- [Instruction]: Transcribe the listing that follows in full, omitting pictures.
⁂
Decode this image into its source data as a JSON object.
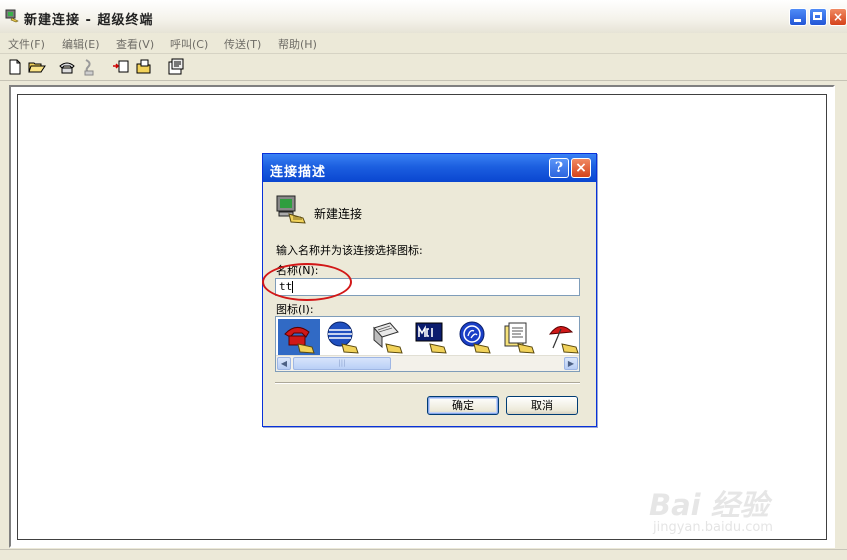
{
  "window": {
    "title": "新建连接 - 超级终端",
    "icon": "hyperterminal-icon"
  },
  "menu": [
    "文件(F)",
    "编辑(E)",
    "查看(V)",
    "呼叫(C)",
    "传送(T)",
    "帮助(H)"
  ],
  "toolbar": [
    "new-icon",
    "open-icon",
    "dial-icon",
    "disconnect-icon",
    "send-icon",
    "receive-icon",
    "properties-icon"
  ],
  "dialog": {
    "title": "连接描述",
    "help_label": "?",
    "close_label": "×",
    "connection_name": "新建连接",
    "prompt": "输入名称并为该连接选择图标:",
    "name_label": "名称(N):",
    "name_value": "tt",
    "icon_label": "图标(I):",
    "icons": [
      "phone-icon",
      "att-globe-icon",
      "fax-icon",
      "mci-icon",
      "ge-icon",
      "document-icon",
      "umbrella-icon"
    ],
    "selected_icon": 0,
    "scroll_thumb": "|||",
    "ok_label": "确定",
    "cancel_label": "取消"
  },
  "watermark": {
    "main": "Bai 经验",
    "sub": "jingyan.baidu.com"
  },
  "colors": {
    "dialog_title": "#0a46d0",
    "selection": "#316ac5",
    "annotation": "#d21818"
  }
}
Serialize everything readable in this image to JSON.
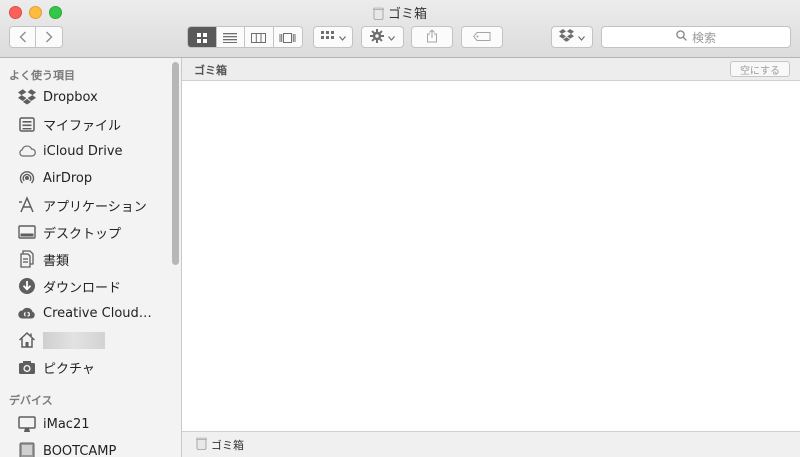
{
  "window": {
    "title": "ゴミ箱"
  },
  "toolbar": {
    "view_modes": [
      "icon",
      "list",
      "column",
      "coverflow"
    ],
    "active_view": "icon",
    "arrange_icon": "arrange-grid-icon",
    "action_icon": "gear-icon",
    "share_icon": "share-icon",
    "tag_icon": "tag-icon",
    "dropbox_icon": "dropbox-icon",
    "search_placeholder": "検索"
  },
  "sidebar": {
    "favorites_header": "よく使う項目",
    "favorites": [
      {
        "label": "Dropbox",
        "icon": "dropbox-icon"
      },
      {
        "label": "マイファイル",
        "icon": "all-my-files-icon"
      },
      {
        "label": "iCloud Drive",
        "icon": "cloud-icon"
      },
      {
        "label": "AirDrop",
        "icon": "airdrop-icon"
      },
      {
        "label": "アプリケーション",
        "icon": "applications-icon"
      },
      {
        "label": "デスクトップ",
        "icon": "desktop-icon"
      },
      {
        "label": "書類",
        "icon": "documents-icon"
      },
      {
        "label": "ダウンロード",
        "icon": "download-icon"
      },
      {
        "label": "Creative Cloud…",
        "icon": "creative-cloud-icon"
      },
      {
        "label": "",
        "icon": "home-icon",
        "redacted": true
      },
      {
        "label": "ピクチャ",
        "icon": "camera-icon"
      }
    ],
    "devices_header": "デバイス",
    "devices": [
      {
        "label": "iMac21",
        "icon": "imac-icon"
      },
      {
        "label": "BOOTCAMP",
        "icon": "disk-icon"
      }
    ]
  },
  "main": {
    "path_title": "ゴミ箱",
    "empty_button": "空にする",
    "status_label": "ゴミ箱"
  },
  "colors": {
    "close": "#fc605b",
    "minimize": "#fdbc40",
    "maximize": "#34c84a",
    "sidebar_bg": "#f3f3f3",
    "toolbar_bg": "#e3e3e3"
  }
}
⁂
- [Exercise answer]:
Decode this image into its source data as a JSON object.
{
  "window": {
    "title": "新建连接 - 超级终端",
    "icon": "hyperterminal-icon"
  },
  "menu": [
    "文件(F)",
    "编辑(E)",
    "查看(V)",
    "呼叫(C)",
    "传送(T)",
    "帮助(H)"
  ],
  "toolbar": [
    "new-icon",
    "open-icon",
    "dial-icon",
    "disconnect-icon",
    "send-icon",
    "receive-icon",
    "properties-icon"
  ],
  "dialog": {
    "title": "连接描述",
    "help_label": "?",
    "close_label": "×",
    "connection_name": "新建连接",
    "prompt": "输入名称并为该连接选择图标:",
    "name_label": "名称(N):",
    "name_value": "tt",
    "icon_label": "图标(I):",
    "icons": [
      "phone-icon",
      "att-globe-icon",
      "fax-icon",
      "mci-icon",
      "ge-icon",
      "document-icon",
      "umbrella-icon"
    ],
    "selected_icon": 0,
    "scroll_thumb": "|||",
    "ok_label": "确定",
    "cancel_label": "取消"
  },
  "watermark": {
    "main": "Bai 经验",
    "sub": "jingyan.baidu.com"
  },
  "colors": {
    "dialog_title": "#0a46d0",
    "selection": "#316ac5",
    "annotation": "#d21818"
  }
}
Serialize everything readable in this image to JSON.
{
  "window": {
    "title": "ゴミ箱"
  },
  "toolbar": {
    "view_modes": [
      "icon",
      "list",
      "column",
      "coverflow"
    ],
    "active_view": "icon",
    "arrange_icon": "arrange-grid-icon",
    "action_icon": "gear-icon",
    "share_icon": "share-icon",
    "tag_icon": "tag-icon",
    "dropbox_icon": "dropbox-icon",
    "search_placeholder": "検索"
  },
  "sidebar": {
    "favorites_header": "よく使う項目",
    "favorites": [
      {
        "label": "Dropbox",
        "icon": "dropbox-icon"
      },
      {
        "label": "マイファイル",
        "icon": "all-my-files-icon"
      },
      {
        "label": "iCloud Drive",
        "icon": "cloud-icon"
      },
      {
        "label": "AirDrop",
        "icon": "airdrop-icon"
      },
      {
        "label": "アプリケーション",
        "icon": "applications-icon"
      },
      {
        "label": "デスクトップ",
        "icon": "desktop-icon"
      },
      {
        "label": "書類",
        "icon": "documents-icon"
      },
      {
        "label": "ダウンロード",
        "icon": "download-icon"
      },
      {
        "label": "Creative Cloud…",
        "icon": "creative-cloud-icon"
      },
      {
        "label": "",
        "icon": "home-icon",
        "redacted": true
      },
      {
        "label": "ピクチャ",
        "icon": "camera-icon"
      }
    ],
    "devices_header": "デバイス",
    "devices": [
      {
        "label": "iMac21",
        "icon": "imac-icon"
      },
      {
        "label": "BOOTCAMP",
        "icon": "disk-icon"
      }
    ]
  },
  "main": {
    "path_title": "ゴミ箱",
    "empty_button": "空にする",
    "status_label": "ゴミ箱"
  },
  "colors": {
    "close": "#fc605b",
    "minimize": "#fdbc40",
    "maximize": "#34c84a",
    "sidebar_bg": "#f3f3f3",
    "toolbar_bg": "#e3e3e3"
  }
}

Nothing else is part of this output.